**** Source excerpt

I don't even use the course belts anyone unless I'm planning on removing allot of steel...this is something I learned early on after removing way too much steel a few times for general sharpening. Unless I'm sharpening a badly damaged blade I start on the x22 belt for basic sharpening and the x4 for touch ups.

I also don't even use the regular work sharp anymore since getting the blade grinding attachment. It much easier to use, yields far better results and is harder to mess up a blade like you've done.
 
I was reprofiling all my kitchen knives to 15 degrees and got distracted on this one. It's scary sharp, just a little mishaped towards the rear. I'm a little hesitant to use it on expensive stuff.

And btw, I recommend reprofiling your kitchen knives to 15 degrees, they function beautifully at this geometry in the kitchen.
 
I was reprofiling all my kitchen knives to 15 degrees and got distracted on this one. It's scary sharp, just a little mishaped towards the rear. I'm a little hesitant to use it on expensive stuff.

And btw, I recommend reprofiling your kitchen knives to 15 degrees, they function beautifully at this geometry in the kitchen.
I've done my kitchen knives to 24° inclusive with a 30° micro bevel on the blade grinder. Which belt were you reprofiling with? I'm drawing on a blank on the numbers for the 2 course belts, but there's the brownish one and the gray one. I typically use the gray one for reprofiling, it removes enough steel but at a slightly slower pace then the really course belt. The brownish belt will eat thru some steel and very quickly...first starting out I removed 1/16" off the edge in minutes on a cheap knife. I mainly only use that one for thinning out behind the edge, or ridiculously damaged knives.

********

◆ Stated goal ◆
Write the next part of the knife-sharpening forum discussion above, picking up after its final sentence.

**** Supplied information

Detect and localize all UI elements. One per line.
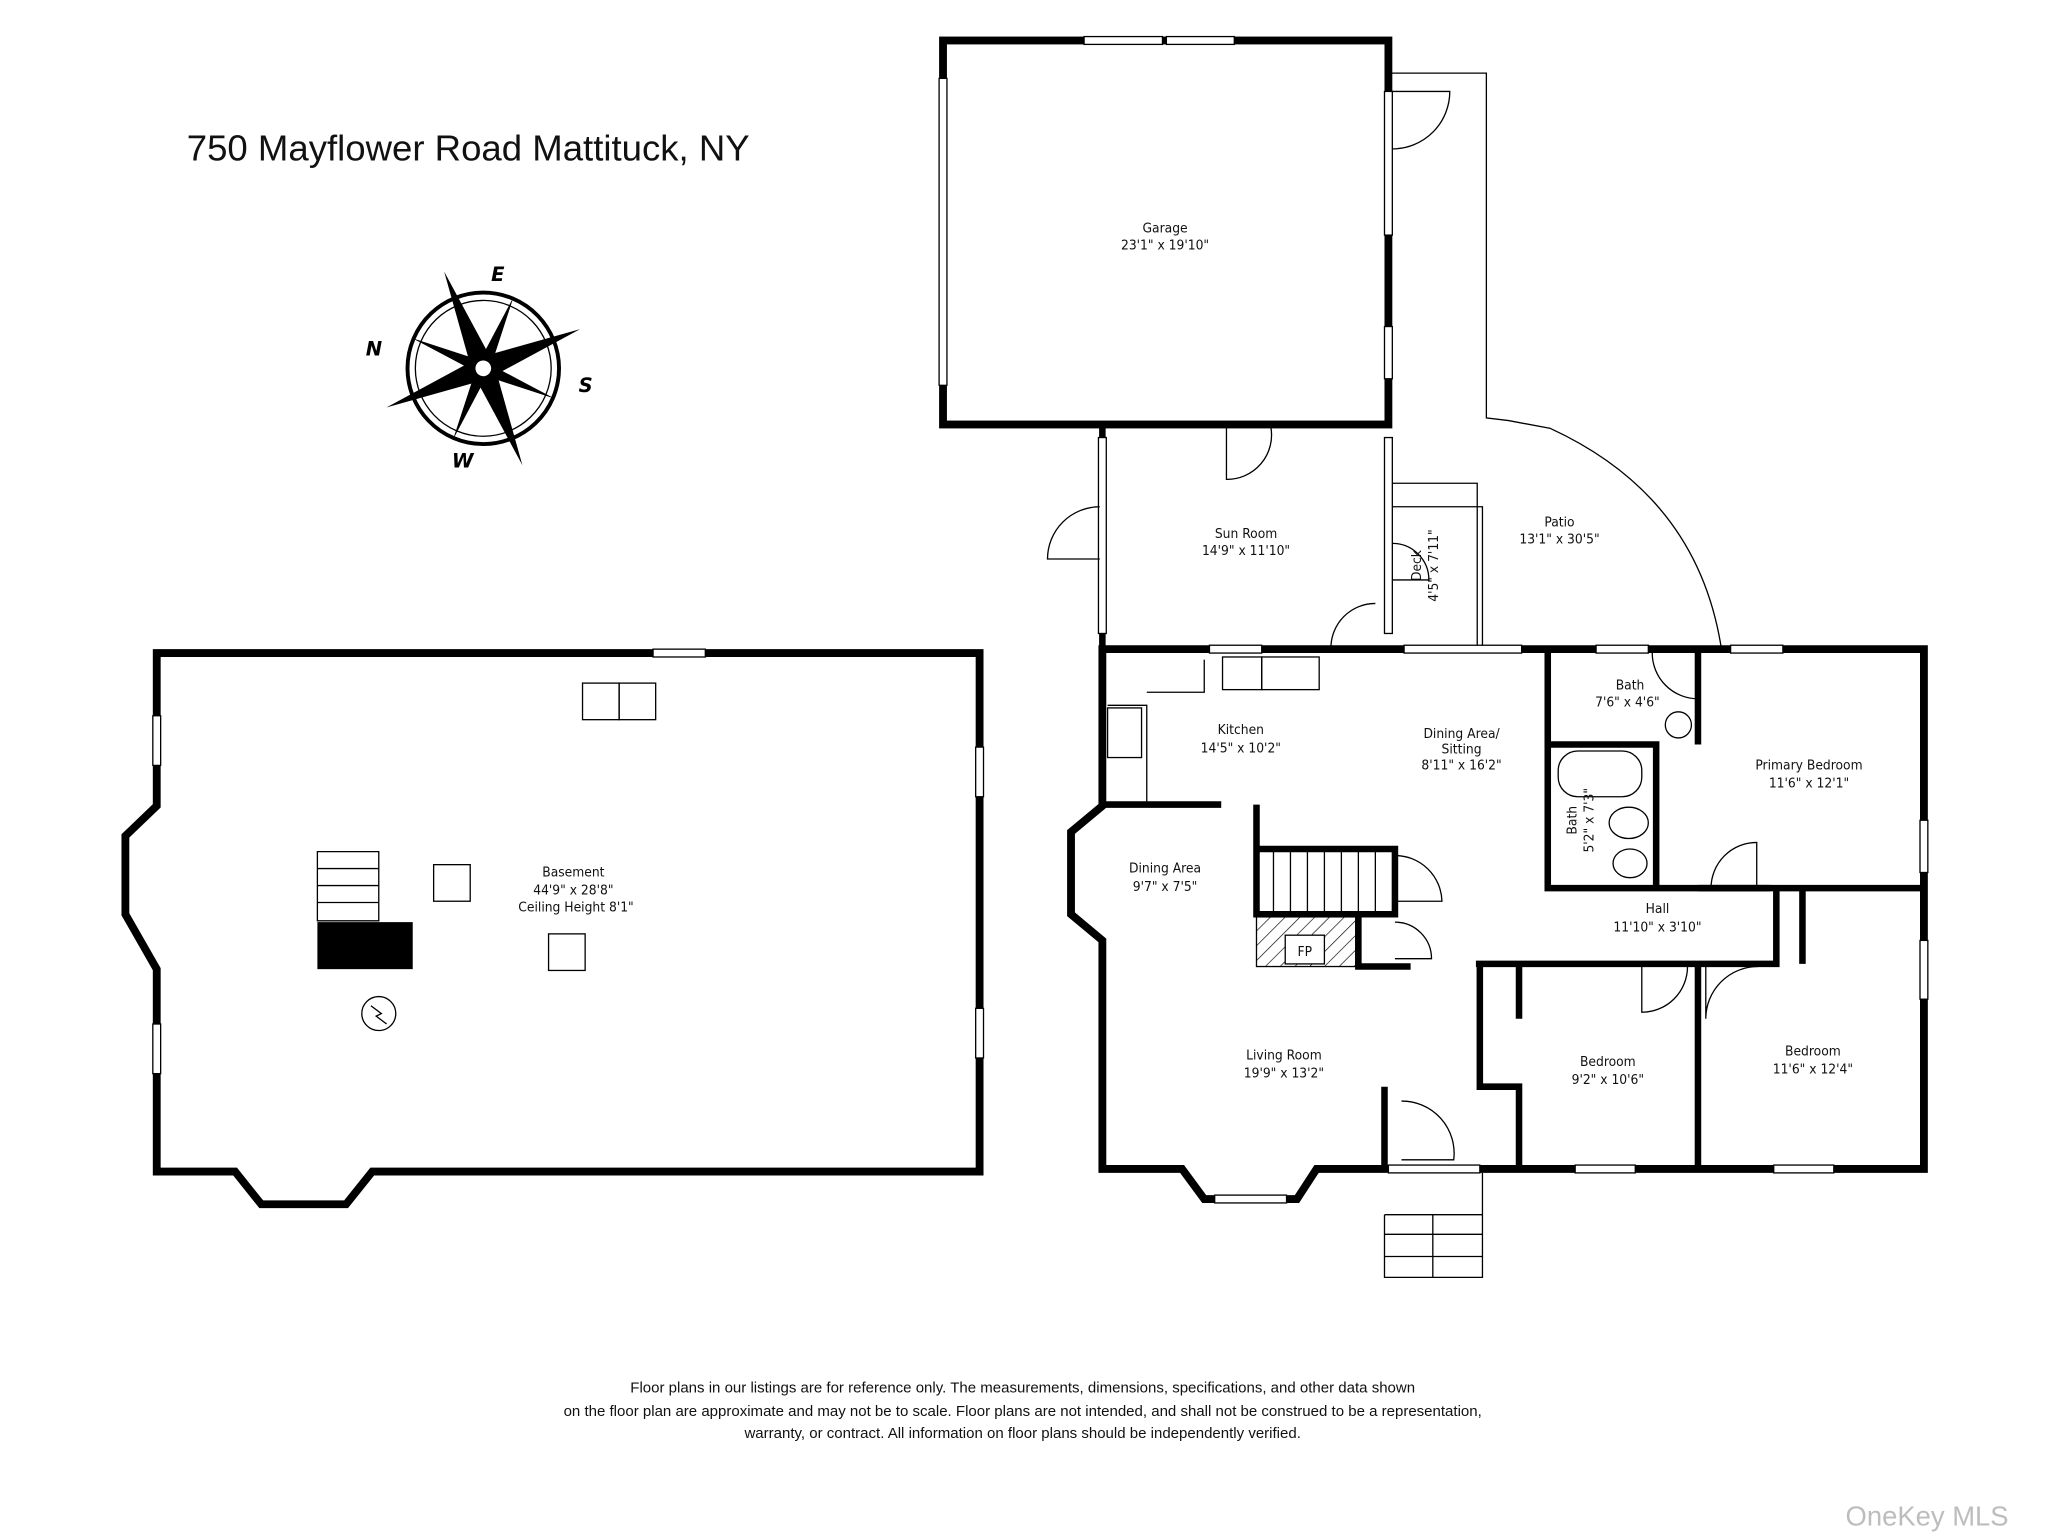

********

◆ Exercise result ◆
 
These are kinda results I get from the blade grinding attachment, can go from kinda sharp to hair whittling/splitting sharp in minutes.

gfK1lAr.jpg
 
Hey guys I hate to open this thread up again, but I have a quick question...
Is there an easy way to tell if a belt is worn down enough to need replacing? (Obviously, when it doesn’t work anymore, but I was hoping for a visual cue).
I ask because I use the medium more then the others and it really feels smooth to the touch. But I honestly don’t know if it’s supposed to feel like that, and can’t remember if it felt like that new.
 
Hey guys I hate to open this thread up again, but I have a quick question...
Is there an easy way to tell if a belt is worn down enough to need replacing? (Obviously, when it doesn’t work anymore, but I was hoping for a visual cue).
I ask because I use the medium more then the others and it really feels smooth to the touch. But I honestly don’t know if it’s supposed to feel like that, and can’t remember if it felt like that new.

If you have a new one in the same grit, by comparing the two you can tell when the old one's become significantly worn down. Otherwise, you're probably stuck with judging it by its performance---which is the best gauge in any event.

You can also extend the life of the belt by using a belt eraser block (sanding belt cleaner).

Finally, don't toss that worn belt---it can now serve as the next finer belt in your progression.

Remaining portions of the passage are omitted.